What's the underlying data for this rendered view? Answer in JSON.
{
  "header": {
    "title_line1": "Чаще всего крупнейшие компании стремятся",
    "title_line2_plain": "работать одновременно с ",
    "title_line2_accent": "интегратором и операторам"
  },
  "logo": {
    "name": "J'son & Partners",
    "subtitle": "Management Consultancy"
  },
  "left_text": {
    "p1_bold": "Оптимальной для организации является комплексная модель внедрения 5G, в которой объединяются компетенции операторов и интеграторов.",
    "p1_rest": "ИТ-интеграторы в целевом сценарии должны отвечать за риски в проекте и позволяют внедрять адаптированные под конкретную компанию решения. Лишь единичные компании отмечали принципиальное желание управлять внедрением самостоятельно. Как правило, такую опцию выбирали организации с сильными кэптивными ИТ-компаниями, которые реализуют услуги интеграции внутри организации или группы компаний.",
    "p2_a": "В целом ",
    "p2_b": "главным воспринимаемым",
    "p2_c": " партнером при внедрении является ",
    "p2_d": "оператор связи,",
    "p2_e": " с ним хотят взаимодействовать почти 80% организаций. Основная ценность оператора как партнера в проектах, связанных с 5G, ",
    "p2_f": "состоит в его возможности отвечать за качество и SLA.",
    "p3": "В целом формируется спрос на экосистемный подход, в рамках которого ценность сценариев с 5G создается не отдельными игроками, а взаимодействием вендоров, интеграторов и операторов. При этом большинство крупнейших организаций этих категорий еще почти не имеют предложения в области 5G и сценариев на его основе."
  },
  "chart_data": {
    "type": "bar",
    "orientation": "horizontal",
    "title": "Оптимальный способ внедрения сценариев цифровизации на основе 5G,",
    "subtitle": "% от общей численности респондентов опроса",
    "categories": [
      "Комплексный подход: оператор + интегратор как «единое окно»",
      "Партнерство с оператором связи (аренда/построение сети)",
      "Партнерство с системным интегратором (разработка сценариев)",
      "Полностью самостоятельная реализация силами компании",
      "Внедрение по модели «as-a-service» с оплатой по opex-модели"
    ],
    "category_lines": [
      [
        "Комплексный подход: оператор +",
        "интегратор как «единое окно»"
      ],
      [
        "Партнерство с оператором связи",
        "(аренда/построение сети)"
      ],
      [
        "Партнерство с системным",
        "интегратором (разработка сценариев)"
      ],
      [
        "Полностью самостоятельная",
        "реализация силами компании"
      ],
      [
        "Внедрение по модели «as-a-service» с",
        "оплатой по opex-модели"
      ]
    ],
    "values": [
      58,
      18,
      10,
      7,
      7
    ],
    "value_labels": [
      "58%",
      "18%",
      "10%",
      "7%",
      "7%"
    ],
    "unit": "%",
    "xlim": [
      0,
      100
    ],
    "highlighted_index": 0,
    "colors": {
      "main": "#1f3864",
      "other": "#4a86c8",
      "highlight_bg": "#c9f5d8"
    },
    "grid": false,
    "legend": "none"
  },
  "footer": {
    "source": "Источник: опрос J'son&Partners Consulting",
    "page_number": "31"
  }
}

Task to complete: Give back the whole listing exactly as it reads.

Result of the task:
What's the underlying data for this rendered view? Answer in JSON.
{
  "header": {
    "title_line1": "Чаще всего крупнейшие компании стремятся",
    "title_line2_plain": "работать одновременно с ",
    "title_line2_accent": "интегратором и операторам"
  },
  "logo": {
    "name": "J'son & Partners",
    "subtitle": "Management Consultancy"
  },
  "left_text": {
    "p1_bold": "Оптимальной для организации является комплексная модель внедрения 5G, в которой объединяются компетенции операторов и интеграторов.",
    "p1_rest": "ИТ-интеграторы в целевом сценарии должны отвечать за риски в проекте и позволяют внедрять адаптированные под конкретную компанию решения. Лишь единичные компании отмечали принципиальное желание управлять внедрением самостоятельно. Как правило, такую опцию выбирали организации с сильными кэптивными ИТ-компаниями, которые реализуют услуги интеграции внутри организации или группы компаний.",
    "p2_a": "В целом ",
    "p2_b": "главным воспринимаемым",
    "p2_c": " партнером при внедрении является ",
    "p2_d": "оператор связи,",
    "p2_e": " с ним хотят взаимодействовать почти 80% организаций. Основная ценность оператора как партнера в проектах, связанных с 5G, ",
    "p2_f": "состоит в его возможности отвечать за качество и SLA.",
    "p3": "В целом формируется спрос на экосистемный подход, в рамках которого ценность сценариев с 5G создается не отдельными игроками, а взаимодействием вендоров, интеграторов и операторов. При этом большинство крупнейших организаций этих категорий еще почти не имеют предложения в области 5G и сценариев на его основе."
  },
  "chart_data": {
    "type": "bar",
    "orientation": "horizontal",
    "title": "Оптимальный способ внедрения сценариев цифровизации на основе 5G,",
    "subtitle": "% от общей численности респондентов опроса",
    "categories": [
      "Комплексный подход: оператор + интегратор как «единое окно»",
      "Партнерство с оператором связи (аренда/построение сети)",
      "Партнерство с системным интегратором (разработка сценариев)",
      "Полностью самостоятельная реализация силами компании",
      "Внедрение по модели «as-a-service» с оплатой по opex-модели"
    ],
    "category_lines": [
      [
        "Комплексный подход: оператор +",
        "интегратор как «единое окно»"
      ],
      [
        "Партнерство с оператором связи",
        "(аренда/построение сети)"
      ],
      [
        "Партнерство с системным",
        "интегратором (разработка сценариев)"
      ],
      [
        "Полностью самостоятельная",
        "реализация силами компании"
      ],
      [
        "Внедрение по модели «as-a-service» с",
        "оплатой по opex-модели"
      ]
    ],
    "values": [
      58,
      18,
      10,
      7,
      7
    ],
    "value_labels": [
      "58%",
      "18%",
      "10%",
      "7%",
      "7%"
    ],
    "unit": "%",
    "xlim": [
      0,
      100
    ],
    "highlighted_index": 0,
    "colors": {
      "main": "#1f3864",
      "other": "#4a86c8",
      "highlight_bg": "#c9f5d8"
    },
    "grid": false,
    "legend": "none"
  },
  "footer": {
    "source": "Источник: опрос J'son&Partners Consulting",
    "page_number": "31"
  }
}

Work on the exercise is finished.